• Directions:
Present each line of the entries below that holds the word "meta".

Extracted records
--- begin ---
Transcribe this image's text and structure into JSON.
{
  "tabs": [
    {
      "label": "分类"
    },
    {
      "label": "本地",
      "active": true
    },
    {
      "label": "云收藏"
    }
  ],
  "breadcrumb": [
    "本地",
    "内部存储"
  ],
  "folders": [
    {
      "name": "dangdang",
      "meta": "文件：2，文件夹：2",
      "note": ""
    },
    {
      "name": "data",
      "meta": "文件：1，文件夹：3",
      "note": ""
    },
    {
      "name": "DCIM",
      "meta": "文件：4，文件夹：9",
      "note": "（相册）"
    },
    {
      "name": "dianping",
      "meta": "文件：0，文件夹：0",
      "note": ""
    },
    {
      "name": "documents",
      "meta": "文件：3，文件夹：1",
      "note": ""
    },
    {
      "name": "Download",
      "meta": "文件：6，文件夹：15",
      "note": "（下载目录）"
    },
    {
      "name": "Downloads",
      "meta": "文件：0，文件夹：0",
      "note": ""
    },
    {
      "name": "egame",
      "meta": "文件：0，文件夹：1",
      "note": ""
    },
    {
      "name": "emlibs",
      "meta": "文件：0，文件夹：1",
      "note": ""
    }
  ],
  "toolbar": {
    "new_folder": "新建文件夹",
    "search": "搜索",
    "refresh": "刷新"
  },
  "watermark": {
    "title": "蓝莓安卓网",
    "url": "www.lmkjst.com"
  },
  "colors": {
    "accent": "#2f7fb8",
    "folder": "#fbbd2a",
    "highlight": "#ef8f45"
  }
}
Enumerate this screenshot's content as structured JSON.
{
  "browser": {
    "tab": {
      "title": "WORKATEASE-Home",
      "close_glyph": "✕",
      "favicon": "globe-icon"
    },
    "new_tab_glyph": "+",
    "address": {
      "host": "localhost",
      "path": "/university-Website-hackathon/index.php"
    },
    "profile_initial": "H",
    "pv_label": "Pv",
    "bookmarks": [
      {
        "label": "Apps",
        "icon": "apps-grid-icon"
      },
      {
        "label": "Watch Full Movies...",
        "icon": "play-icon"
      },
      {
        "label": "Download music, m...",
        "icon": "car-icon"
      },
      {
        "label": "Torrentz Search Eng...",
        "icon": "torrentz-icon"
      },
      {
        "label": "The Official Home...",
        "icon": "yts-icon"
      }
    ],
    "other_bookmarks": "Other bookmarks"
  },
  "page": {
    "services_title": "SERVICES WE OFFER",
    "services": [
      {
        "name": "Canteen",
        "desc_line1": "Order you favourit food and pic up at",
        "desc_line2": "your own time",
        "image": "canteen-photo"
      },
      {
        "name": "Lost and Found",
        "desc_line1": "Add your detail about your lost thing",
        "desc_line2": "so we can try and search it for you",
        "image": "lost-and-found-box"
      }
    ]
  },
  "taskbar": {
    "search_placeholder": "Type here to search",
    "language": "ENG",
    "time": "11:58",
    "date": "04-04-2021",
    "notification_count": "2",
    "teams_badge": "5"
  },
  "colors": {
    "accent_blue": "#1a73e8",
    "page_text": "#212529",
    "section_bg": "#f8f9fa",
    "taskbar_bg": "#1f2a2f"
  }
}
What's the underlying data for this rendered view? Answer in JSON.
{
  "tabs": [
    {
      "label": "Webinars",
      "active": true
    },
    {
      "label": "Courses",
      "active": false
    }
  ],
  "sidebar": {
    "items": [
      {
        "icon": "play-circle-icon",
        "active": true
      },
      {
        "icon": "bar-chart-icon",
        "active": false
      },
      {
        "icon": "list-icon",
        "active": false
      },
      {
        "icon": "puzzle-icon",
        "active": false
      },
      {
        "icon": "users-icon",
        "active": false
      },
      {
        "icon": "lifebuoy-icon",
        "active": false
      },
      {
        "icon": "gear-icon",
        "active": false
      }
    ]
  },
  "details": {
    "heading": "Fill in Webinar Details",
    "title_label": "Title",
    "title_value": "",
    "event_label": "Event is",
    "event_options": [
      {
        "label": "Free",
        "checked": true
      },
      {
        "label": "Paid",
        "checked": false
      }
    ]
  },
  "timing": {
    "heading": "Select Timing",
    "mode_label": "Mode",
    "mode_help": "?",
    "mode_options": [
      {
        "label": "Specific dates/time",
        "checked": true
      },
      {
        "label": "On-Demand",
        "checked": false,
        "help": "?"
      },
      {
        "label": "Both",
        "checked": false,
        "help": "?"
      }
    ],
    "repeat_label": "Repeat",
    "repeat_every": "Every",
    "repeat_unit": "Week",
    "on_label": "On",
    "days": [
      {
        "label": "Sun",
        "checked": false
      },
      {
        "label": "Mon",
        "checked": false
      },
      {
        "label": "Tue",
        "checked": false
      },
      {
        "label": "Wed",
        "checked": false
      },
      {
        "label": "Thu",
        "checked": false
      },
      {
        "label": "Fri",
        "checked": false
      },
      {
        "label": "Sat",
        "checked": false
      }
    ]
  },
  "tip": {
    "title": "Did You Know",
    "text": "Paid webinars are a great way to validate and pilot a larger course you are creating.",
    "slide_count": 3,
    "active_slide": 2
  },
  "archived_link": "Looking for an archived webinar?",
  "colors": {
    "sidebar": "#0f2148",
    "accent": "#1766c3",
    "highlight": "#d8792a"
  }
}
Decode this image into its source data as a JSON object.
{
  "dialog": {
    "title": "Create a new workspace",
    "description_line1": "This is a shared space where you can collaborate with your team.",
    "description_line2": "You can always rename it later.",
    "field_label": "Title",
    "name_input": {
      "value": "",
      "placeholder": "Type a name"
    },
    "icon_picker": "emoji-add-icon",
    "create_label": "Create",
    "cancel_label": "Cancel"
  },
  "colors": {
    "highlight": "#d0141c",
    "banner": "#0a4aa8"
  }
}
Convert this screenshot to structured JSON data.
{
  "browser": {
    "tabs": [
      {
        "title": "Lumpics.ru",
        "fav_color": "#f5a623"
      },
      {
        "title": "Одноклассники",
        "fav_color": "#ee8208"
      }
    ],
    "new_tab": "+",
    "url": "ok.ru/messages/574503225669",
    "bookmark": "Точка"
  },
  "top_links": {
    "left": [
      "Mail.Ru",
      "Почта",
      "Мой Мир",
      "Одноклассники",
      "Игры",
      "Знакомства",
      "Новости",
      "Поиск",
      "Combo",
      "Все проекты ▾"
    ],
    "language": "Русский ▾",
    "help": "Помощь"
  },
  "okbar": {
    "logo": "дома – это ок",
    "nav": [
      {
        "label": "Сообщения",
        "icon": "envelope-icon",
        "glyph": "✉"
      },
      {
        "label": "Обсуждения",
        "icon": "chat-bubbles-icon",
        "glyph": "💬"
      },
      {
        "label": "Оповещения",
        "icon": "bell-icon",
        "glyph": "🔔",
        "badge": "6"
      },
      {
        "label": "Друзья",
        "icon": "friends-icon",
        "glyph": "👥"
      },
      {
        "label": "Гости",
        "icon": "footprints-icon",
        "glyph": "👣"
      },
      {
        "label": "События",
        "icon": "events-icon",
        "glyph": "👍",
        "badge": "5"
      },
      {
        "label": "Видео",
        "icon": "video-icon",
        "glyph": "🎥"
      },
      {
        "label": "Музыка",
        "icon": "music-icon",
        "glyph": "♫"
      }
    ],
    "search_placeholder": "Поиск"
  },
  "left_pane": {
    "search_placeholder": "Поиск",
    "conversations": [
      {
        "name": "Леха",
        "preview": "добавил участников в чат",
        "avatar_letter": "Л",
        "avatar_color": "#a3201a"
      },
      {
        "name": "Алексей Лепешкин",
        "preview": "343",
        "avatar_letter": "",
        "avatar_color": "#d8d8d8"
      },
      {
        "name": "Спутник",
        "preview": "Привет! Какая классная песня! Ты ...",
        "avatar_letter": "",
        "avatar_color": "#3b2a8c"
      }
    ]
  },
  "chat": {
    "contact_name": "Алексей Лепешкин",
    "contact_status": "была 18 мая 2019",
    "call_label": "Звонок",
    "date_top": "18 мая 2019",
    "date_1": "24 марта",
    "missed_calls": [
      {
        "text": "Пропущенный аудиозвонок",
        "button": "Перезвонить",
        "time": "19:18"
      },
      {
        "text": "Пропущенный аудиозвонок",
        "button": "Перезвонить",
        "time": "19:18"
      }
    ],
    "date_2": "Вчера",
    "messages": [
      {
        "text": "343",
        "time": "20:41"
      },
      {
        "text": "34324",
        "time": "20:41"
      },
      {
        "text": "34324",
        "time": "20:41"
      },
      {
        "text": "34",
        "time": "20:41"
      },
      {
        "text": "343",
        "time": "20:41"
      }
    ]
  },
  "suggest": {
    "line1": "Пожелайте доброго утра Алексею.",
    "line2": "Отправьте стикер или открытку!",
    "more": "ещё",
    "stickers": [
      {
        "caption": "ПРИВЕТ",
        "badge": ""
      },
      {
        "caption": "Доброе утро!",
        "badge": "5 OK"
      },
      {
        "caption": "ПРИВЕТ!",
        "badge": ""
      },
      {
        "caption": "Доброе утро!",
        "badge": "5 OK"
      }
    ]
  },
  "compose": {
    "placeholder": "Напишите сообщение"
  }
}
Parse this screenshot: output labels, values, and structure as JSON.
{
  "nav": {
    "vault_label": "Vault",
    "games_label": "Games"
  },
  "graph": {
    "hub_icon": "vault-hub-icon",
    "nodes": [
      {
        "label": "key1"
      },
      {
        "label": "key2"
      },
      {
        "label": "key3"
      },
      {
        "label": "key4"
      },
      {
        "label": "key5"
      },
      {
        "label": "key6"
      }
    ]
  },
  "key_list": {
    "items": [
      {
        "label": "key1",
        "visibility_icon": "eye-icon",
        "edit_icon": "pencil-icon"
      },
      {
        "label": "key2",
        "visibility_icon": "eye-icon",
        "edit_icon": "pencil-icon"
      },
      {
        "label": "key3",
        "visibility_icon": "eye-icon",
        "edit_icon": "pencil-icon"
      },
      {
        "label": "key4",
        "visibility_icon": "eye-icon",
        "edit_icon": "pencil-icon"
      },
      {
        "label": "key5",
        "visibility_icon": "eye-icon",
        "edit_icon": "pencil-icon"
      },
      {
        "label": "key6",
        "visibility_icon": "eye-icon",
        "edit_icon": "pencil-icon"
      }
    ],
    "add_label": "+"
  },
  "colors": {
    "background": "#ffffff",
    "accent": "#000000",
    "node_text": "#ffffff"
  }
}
--- end ---
• Solution to this exercise:
      "meta": "文件：2，文件夹：2",
      "meta": "文件：1，文件夹：3",
      "meta": "文件：4，文件夹：9",
      "meta": "文件：0，文件夹：0",
      "meta": "文件：3，文件夹：1",
      "meta": "文件：6，文件夹：15",
      "meta": "文件：0，文件夹：0",
      "meta": "文件：0，文件夹：1",
      "meta": "文件：0，文件夹：1",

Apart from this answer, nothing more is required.